◆ Directions
The records below are to be copied word for word, with every picture left out.

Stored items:
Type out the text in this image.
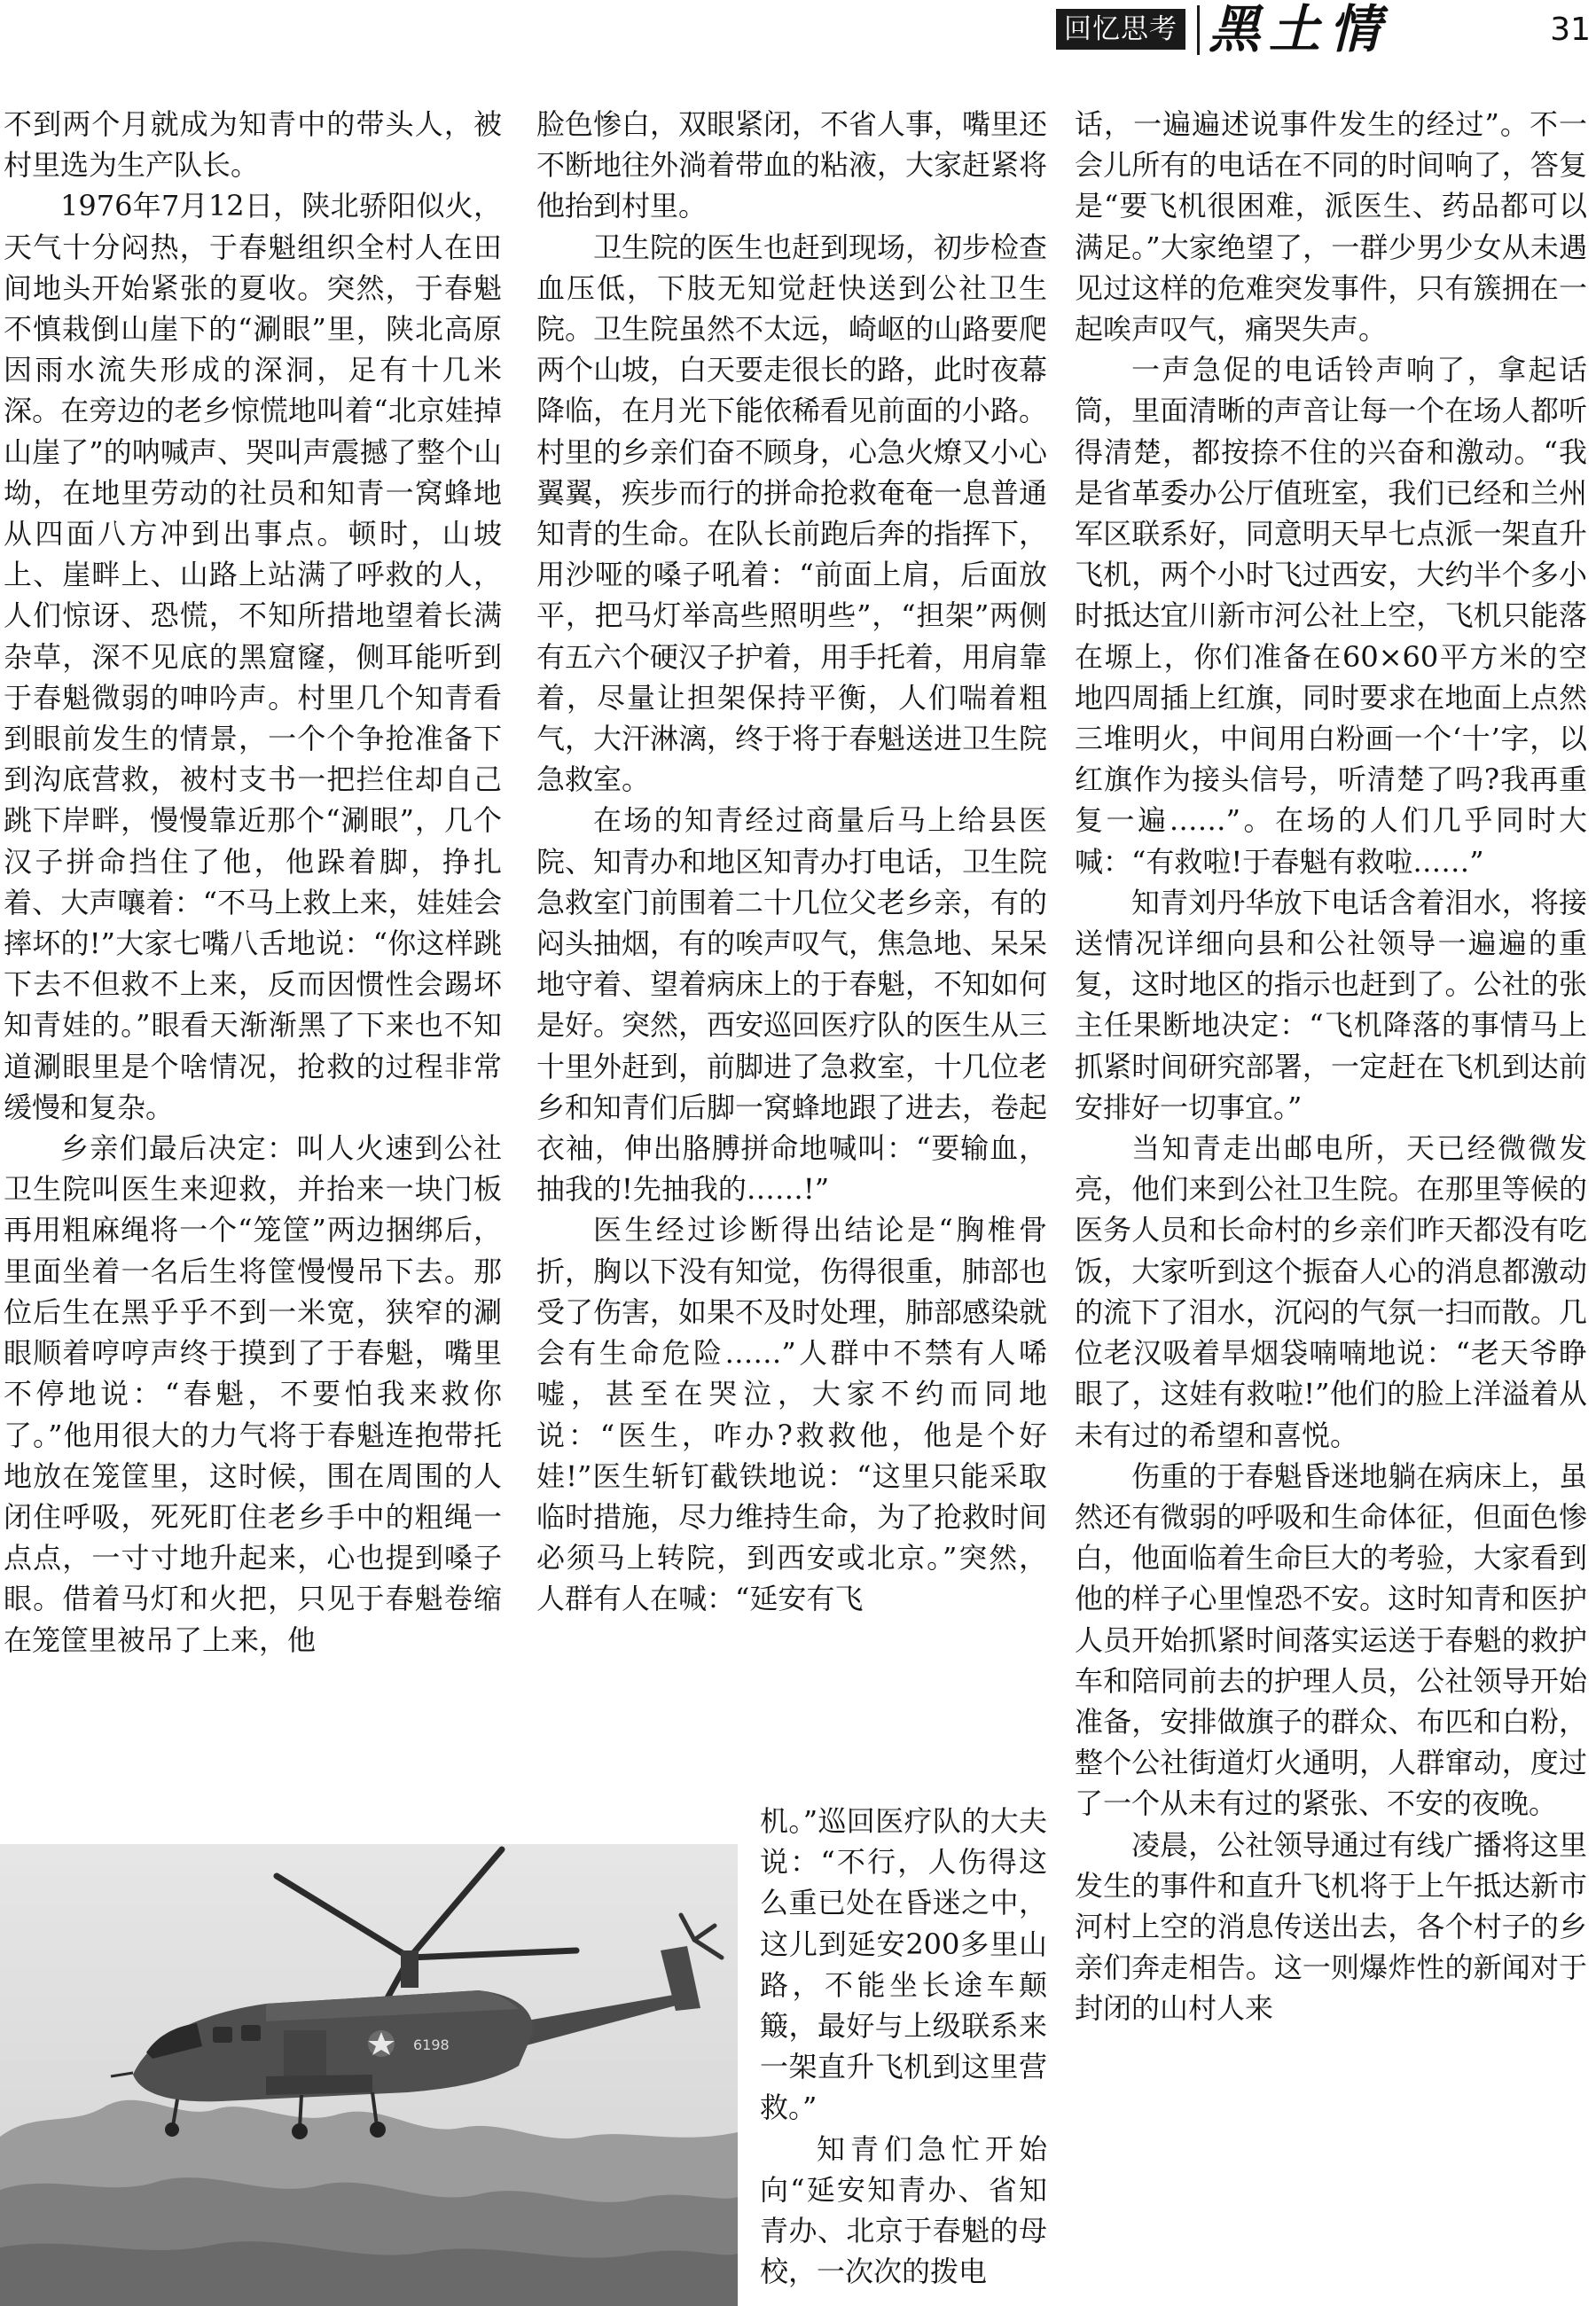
回忆思考 黑土情	31

不到两个月就成为知青中的带头人，被村里选为生产队长。

1976年7月12日，陕北骄阳似火，天气十分闷热，于春魁组织全村人在田间地头开始紧张的夏收。突然，于春魁不慎栽倒山崖下的“涮眼”里，陕北高原因雨水流失形成的深洞，足有十几米深。在旁边的老乡惊慌地叫着“北京娃掉山崖了”的呐喊声、哭叫声震撼了整个山坳，在地里劳动的社员和知青一窝蜂地从四面八方冲到出事点。顿时，山坡上、崖畔上、山路上站满了呼救的人，人们惊讶、恐慌，不知所措地望着长满杂草，深不见底的黑窟窿，侧耳能听到于春魁微弱的呻吟声。村里几个知青看到眼前发生的情景，一个个争抢准备下到沟底营救，被村支书一把拦住却自己跳下岸畔，慢慢靠近那个“涮眼”，几个汉子拼命挡住了他，他跺着脚，挣扎着、大声嚷着：“不马上救上来，娃娃会摔坏的!”大家七嘴八舌地说：“你这样跳下去不但救不上来，反而因惯性会踢坏知青娃的。”眼看天渐渐黑了下来也不知道涮眼里是个啥情况，抢救的过程非常缓慢和复杂。

乡亲们最后决定：叫人火速到公社卫生院叫医生来迎救，并抬来一块门板再用粗麻绳将一个“笼筐”两边捆绑后，里面坐着一名后生将筐慢慢吊下去。那位后生在黑乎乎不到一米宽，狭窄的涮眼顺着哼哼声终于摸到了于春魁，嘴里不停地说：“春魁，不要怕我来救你了。”他用很大的力气将于春魁连抱带托地放在笼筐里，这时候，围在周围的人闭住呼吸，死死盯住老乡手中的粗绳一点点，一寸寸地升起来，心也提到嗓子眼。借着马灯和火把，只见于春魁卷缩在笼筐里被吊了上来，他

脸色惨白，双眼紧闭，不省人事，嘴里还不断地往外淌着带血的粘液，大家赶紧将他抬到村里。

卫生院的医生也赶到现场，初步检查血压低，下肢无知觉赶快送到公社卫生院。卫生院虽然不太远，崎岖的山路要爬两个山坡，白天要走很长的路，此时夜幕降临，在月光下能依稀看见前面的小路。村里的乡亲们奋不顾身，心急火燎又小心翼翼，疾步而行的拼命抢救奄奄一息普通知青的生命。在队长前跑后奔的指挥下，用沙哑的嗓子吼着：“前面上肩，后面放平，把马灯举高些照明些”，“担架”两侧有五六个硬汉子护着，用手托着，用肩靠着，尽量让担架保持平衡，人们喘着粗气，大汗淋漓，终于将于春魁送进卫生院急救室。

在场的知青经过商量后马上给县医院、知青办和地区知青办打电话，卫生院急救室门前围着二十几位父老乡亲，有的闷头抽烟，有的唉声叹气，焦急地、呆呆地守着、望着病床上的于春魁，不知如何是好。突然，西安巡回医疗队的医生从三十里外赶到，前脚进了急救室，十几位老乡和知青们后脚一窝蜂地跟了进去，卷起衣袖，伸出胳膊拼命地喊叫：“要输血，抽我的!先抽我的……!”

医生经过诊断得出结论是“胸椎骨折，胸以下没有知觉，伤得很重，肺部也受了伤害，如果不及时处理，肺部感染就会有生命危险……”人群中不禁有人唏嘘，甚至在哭泣，大家不约而同地说：“医生，咋办?救救他，他是个好娃!”医生斩钉截铁地说：“这里只能采取临时措施，尽力维持生命，为了抢救时间必须马上转院，到西安或北京。”突然，人群有人在喊：“延安有飞

机。”巡回医疗队的大夫说：“不行，人伤得这么重已处在昏迷之中，这儿到延安200多里山路，不能坐长途车颠簸，最好与上级联系来一架直升飞机到这里营救。”

知青们急忙开始向“延安知青办、省知青办、北京于春魁的母校，一次次的拨电

话，一遍遍述说事件发生的经过”。不一会儿所有的电话在不同的时间响了，答复是“要飞机很困难，派医生、药品都可以满足。”大家绝望了，一群少男少女从未遇见过这样的危难突发事件，只有簇拥在一起唉声叹气，痛哭失声。

一声急促的电话铃声响了，拿起话筒，里面清晰的声音让每一个在场人都听得清楚，都按捺不住的兴奋和激动。“我是省革委办公厅值班室，我们已经和兰州军区联系好，同意明天早七点派一架直升飞机，两个小时飞过西安，大约半个多小时抵达宜川新市河公社上空，飞机只能落在塬上，你们准备在60×60平方米的空地四周插上红旗，同时要求在地面上点然三堆明火，中间用白粉画一个‘十’字，以红旗作为接头信号，听清楚了吗?我再重复一遍……”。在场的人们几乎同时大喊：“有救啦!于春魁有救啦……”

知青刘丹华放下电话含着泪水，将接送情况详细向县和公社领导一遍遍的重复，这时地区的指示也赶到了。公社的张主任果断地决定：“飞机降落的事情马上抓紧时间研究部署，一定赶在飞机到达前安排好一切事宜。”

当知青走出邮电所，天已经微微发亮，他们来到公社卫生院。在那里等候的医务人员和长命村的乡亲们昨天都没有吃饭，大家听到这个振奋人心的消息都激动的流下了泪水，沉闷的气氛一扫而散。几位老汉吸着旱烟袋喃喃地说：“老天爷睁眼了，这娃有救啦!”他们的脸上洋溢着从未有过的希望和喜悦。

伤重的于春魁昏迷地躺在病床上，虽然还有微弱的呼吸和生命体征，但面色惨白，他面临着生命巨大的考验，大家看到他的样子心里惶恐不安。这时知青和医护人员开始抓紧时间落实运送于春魁的救护车和陪同前去的护理人员，公社领导开始准备，安排做旗子的群众、布匹和白粉，整个公社街道灯火通明，人群窜动，度过了一个从未有过的紧张、不安的夜晚。

凌晨，公社领导通过有线广播将这里发生的事件和直升飞机将于上午抵达新市河村上空的消息传送出去，各个村子的乡亲们奔走相告。这一则爆炸性的新闻对于封闭的山村人来

6198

◆ In response
Type out the text in this image.
回忆思考 黑土情	31

不到两个月就成为知青中的带头人，被村里选为生产队长。

1976年7月12日，陕北骄阳似火，天气十分闷热，于春魁组织全村人在田间地头开始紧张的夏收。突然，于春魁不慎栽倒山崖下的“涮眼”里，陕北高原因雨水流失形成的深洞，足有十几米深。在旁边的老乡惊慌地叫着“北京娃掉山崖了”的呐喊声、哭叫声震撼了整个山坳，在地里劳动的社员和知青一窝蜂地从四面八方冲到出事点。顿时，山坡上、崖畔上、山路上站满了呼救的人，人们惊讶、恐慌，不知所措地望着长满杂草，深不见底的黑窟窿，侧耳能听到于春魁微弱的呻吟声。村里几个知青看到眼前发生的情景，一个个争抢准备下到沟底营救，被村支书一把拦住却自己跳下岸畔，慢慢靠近那个“涮眼”，几个汉子拼命挡住了他，他跺着脚，挣扎着、大声嚷着：“不马上救上来，娃娃会摔坏的!”大家七嘴八舌地说：“你这样跳下去不但救不上来，反而因惯性会踢坏知青娃的。”眼看天渐渐黑了下来也不知道涮眼里是个啥情况，抢救的过程非常缓慢和复杂。

乡亲们最后决定：叫人火速到公社卫生院叫医生来迎救，并抬来一块门板再用粗麻绳将一个“笼筐”两边捆绑后，里面坐着一名后生将筐慢慢吊下去。那位后生在黑乎乎不到一米宽，狭窄的涮眼顺着哼哼声终于摸到了于春魁，嘴里不停地说：“春魁，不要怕我来救你了。”他用很大的力气将于春魁连抱带托地放在笼筐里，这时候，围在周围的人闭住呼吸，死死盯住老乡手中的粗绳一点点，一寸寸地升起来，心也提到嗓子眼。借着马灯和火把，只见于春魁卷缩在笼筐里被吊了上来，他

脸色惨白，双眼紧闭，不省人事，嘴里还不断地往外淌着带血的粘液，大家赶紧将他抬到村里。

卫生院的医生也赶到现场，初步检查血压低，下肢无知觉赶快送到公社卫生院。卫生院虽然不太远，崎岖的山路要爬两个山坡，白天要走很长的路，此时夜幕降临，在月光下能依稀看见前面的小路。村里的乡亲们奋不顾身，心急火燎又小心翼翼，疾步而行的拼命抢救奄奄一息普通知青的生命。在队长前跑后奔的指挥下，用沙哑的嗓子吼着：“前面上肩，后面放平，把马灯举高些照明些”，“担架”两侧有五六个硬汉子护着，用手托着，用肩靠着，尽量让担架保持平衡，人们喘着粗气，大汗淋漓，终于将于春魁送进卫生院急救室。

在场的知青经过商量后马上给县医院、知青办和地区知青办打电话，卫生院急救室门前围着二十几位父老乡亲，有的闷头抽烟，有的唉声叹气，焦急地、呆呆地守着、望着病床上的于春魁，不知如何是好。突然，西安巡回医疗队的医生从三十里外赶到，前脚进了急救室，十几位老乡和知青们后脚一窝蜂地跟了进去，卷起衣袖，伸出胳膊拼命地喊叫：“要输血，抽我的!先抽我的……!”

医生经过诊断得出结论是“胸椎骨折，胸以下没有知觉，伤得很重，肺部也受了伤害，如果不及时处理，肺部感染就会有生命危险……”人群中不禁有人唏嘘，甚至在哭泣，大家不约而同地说：“医生，咋办?救救他，他是个好娃!”医生斩钉截铁地说：“这里只能采取临时措施，尽力维持生命，为了抢救时间必须马上转院，到西安或北京。”突然，人群有人在喊：“延安有飞

机。”巡回医疗队的大夫说：“不行，人伤得这么重已处在昏迷之中，这儿到延安200多里山路，不能坐长途车颠簸，最好与上级联系来一架直升飞机到这里营救。”

知青们急忙开始向“延安知青办、省知青办、北京于春魁的母校，一次次的拨电

话，一遍遍述说事件发生的经过”。不一会儿所有的电话在不同的时间响了，答复是“要飞机很困难，派医生、药品都可以满足。”大家绝望了，一群少男少女从未遇见过这样的危难突发事件，只有簇拥在一起唉声叹气，痛哭失声。

一声急促的电话铃声响了，拿起话筒，里面清晰的声音让每一个在场人都听得清楚，都按捺不住的兴奋和激动。“我是省革委办公厅值班室，我们已经和兰州军区联系好，同意明天早七点派一架直升飞机，两个小时飞过西安，大约半个多小时抵达宜川新市河公社上空，飞机只能落在塬上，你们准备在60×60平方米的空地四周插上红旗，同时要求在地面上点然三堆明火，中间用白粉画一个‘十’字，以红旗作为接头信号，听清楚了吗?我再重复一遍……”。在场的人们几乎同时大喊：“有救啦!于春魁有救啦……”

知青刘丹华放下电话含着泪水，将接送情况详细向县和公社领导一遍遍的重复，这时地区的指示也赶到了。公社的张主任果断地决定：“飞机降落的事情马上抓紧时间研究部署，一定赶在飞机到达前安排好一切事宜。”

当知青走出邮电所，天已经微微发亮，他们来到公社卫生院。在那里等候的医务人员和长命村的乡亲们昨天都没有吃饭，大家听到这个振奋人心的消息都激动的流下了泪水，沉闷的气氛一扫而散。几位老汉吸着旱烟袋喃喃地说：“老天爷睁眼了，这娃有救啦!”他们的脸上洋溢着从未有过的希望和喜悦。

伤重的于春魁昏迷地躺在病床上，虽然还有微弱的呼吸和生命体征，但面色惨白，他面临着生命巨大的考验，大家看到他的样子心里惶恐不安。这时知青和医护人员开始抓紧时间落实运送于春魁的救护车和陪同前去的护理人员，公社领导开始准备，安排做旗子的群众、布匹和白粉，整个公社街道灯火通明，人群窜动，度过了一个从未有过的紧张、不安的夜晚。

凌晨，公社领导通过有线广播将这里发生的事件和直升飞机将于上午抵达新市河村上空的消息传送出去，各个村子的乡亲们奔走相告。这一则爆炸性的新闻对于封闭的山村人来

6198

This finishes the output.